▶ _AIM_:
Isolate every line in the records below with "value" in it.

-- START OF EXERCISE MATERIALS --

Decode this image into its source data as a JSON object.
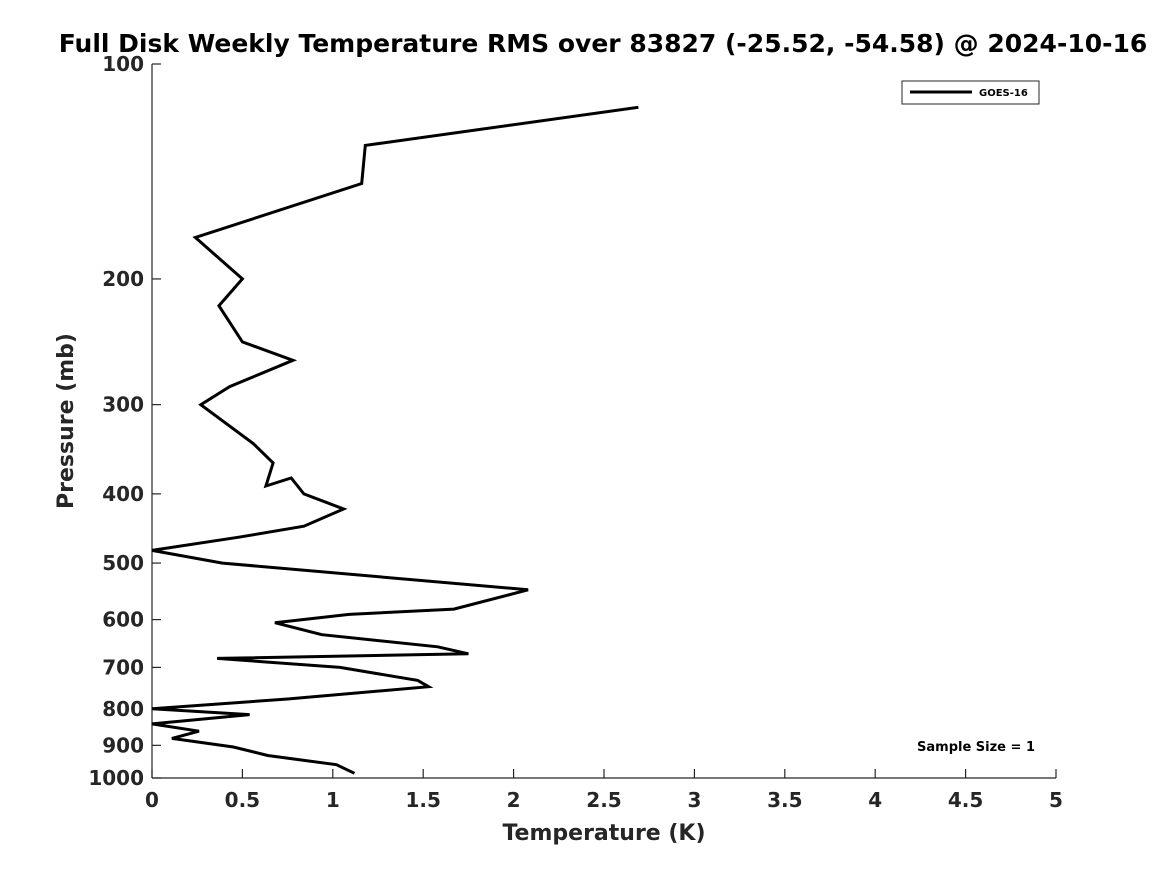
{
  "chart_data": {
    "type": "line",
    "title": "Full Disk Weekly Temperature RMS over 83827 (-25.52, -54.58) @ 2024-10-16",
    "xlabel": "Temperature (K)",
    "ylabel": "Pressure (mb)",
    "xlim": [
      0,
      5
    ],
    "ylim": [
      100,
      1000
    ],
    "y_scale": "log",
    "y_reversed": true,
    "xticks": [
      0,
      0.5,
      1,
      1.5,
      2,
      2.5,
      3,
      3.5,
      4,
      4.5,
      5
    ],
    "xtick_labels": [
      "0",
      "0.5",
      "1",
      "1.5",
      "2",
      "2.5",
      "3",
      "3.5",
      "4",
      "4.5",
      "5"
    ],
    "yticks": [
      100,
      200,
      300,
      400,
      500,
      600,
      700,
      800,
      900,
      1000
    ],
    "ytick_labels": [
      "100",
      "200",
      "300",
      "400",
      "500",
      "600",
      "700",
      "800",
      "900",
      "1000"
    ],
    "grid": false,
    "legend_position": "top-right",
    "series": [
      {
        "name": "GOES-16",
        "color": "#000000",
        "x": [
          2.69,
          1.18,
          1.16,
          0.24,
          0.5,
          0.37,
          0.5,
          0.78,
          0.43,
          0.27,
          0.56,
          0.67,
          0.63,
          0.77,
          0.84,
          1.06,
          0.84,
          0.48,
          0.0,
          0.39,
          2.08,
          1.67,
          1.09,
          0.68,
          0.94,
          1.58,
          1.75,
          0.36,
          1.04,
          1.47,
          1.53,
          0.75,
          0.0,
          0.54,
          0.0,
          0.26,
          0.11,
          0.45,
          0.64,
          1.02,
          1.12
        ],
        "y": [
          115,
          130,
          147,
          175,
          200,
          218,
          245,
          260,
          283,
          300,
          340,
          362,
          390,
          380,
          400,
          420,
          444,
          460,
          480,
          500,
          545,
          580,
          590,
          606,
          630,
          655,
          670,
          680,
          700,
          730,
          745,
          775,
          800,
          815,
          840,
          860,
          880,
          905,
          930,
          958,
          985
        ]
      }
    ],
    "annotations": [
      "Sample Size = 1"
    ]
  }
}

-- END OF EXERCISE MATERIALS --
-- START OF EXERCISE MATERIALS --

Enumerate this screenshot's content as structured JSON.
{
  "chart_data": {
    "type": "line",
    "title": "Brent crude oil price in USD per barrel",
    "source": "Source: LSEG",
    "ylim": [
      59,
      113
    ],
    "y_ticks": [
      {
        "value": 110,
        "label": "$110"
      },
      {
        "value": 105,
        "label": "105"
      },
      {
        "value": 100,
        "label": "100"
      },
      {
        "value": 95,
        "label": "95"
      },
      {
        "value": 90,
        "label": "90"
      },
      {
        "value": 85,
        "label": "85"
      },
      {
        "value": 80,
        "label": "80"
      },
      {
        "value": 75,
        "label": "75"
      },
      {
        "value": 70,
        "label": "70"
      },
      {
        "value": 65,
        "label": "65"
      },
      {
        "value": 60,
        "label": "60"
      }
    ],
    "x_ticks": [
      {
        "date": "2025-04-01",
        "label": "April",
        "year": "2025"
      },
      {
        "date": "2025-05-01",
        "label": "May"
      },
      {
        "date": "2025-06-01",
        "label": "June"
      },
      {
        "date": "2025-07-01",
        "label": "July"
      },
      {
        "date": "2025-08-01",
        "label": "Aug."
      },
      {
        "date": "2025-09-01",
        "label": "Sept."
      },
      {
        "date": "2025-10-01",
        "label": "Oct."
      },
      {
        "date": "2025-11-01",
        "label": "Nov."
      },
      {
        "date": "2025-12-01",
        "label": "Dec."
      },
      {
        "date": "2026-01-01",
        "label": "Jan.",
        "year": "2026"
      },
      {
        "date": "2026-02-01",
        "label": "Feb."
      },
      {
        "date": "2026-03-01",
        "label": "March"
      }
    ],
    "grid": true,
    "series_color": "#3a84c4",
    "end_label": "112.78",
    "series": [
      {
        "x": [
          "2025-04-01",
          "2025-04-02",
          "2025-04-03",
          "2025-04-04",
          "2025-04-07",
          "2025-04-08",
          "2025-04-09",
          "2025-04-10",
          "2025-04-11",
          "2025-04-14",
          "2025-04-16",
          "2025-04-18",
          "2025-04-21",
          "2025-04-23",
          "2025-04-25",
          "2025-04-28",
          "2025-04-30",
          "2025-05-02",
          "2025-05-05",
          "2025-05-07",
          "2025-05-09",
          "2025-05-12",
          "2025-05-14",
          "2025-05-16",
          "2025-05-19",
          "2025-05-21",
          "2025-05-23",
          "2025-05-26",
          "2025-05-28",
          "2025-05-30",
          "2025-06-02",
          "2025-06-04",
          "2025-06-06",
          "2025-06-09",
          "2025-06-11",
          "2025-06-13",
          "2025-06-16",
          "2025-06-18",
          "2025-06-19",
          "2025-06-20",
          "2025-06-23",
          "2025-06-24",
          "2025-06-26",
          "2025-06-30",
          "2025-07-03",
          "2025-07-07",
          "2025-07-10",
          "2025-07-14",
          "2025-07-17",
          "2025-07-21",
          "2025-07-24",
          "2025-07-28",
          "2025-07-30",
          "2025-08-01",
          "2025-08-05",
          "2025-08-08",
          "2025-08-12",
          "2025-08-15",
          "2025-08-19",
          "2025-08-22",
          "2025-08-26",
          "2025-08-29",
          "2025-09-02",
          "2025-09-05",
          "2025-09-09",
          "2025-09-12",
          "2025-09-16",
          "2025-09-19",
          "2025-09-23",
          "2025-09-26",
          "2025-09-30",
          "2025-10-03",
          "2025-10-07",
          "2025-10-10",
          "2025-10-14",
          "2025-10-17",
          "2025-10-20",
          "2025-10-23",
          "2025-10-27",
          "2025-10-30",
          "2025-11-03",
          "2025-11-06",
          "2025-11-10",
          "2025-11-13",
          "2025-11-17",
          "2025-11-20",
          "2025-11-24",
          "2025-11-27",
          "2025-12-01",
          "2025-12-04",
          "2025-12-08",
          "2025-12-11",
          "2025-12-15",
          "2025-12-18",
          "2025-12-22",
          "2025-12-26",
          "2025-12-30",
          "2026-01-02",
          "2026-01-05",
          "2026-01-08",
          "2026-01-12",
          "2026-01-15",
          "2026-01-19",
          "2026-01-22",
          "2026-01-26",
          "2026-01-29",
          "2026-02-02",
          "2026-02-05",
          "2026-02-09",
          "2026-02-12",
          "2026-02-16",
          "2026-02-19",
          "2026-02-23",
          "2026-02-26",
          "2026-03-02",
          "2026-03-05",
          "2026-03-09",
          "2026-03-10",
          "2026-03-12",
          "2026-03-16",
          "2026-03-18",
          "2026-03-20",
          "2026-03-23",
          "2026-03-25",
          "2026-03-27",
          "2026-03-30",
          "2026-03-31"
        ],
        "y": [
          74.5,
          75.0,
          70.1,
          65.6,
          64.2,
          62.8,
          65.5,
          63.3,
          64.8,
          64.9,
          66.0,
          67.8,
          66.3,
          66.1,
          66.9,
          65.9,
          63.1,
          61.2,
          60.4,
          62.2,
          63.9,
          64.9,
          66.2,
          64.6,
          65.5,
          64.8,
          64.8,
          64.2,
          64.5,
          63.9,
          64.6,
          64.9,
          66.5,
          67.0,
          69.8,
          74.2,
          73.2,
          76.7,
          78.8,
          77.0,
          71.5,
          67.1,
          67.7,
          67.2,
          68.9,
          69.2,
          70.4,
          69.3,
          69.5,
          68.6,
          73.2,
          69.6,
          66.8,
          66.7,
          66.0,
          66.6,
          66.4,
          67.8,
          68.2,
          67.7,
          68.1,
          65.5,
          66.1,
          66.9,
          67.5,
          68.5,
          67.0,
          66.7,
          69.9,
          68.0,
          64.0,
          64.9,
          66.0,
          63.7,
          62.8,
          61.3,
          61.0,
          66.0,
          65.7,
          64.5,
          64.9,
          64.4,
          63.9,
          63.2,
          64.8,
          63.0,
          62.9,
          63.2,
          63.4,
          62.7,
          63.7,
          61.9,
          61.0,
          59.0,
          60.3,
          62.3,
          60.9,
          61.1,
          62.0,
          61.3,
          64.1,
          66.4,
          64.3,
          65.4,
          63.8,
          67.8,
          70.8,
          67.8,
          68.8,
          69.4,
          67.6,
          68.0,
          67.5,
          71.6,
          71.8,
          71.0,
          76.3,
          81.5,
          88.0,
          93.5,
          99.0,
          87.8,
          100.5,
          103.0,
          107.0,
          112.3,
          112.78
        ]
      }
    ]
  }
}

-- END OF EXERCISE MATERIALS --

▶ _TASK RESPONSE_:
        "value": 110,
        "value": 105,
        "value": 100,
        "value": 95,
        "value": 90,
        "value": 85,
        "value": 80,
        "value": 75,
        "value": 70,
        "value": 65,
        "value": 60,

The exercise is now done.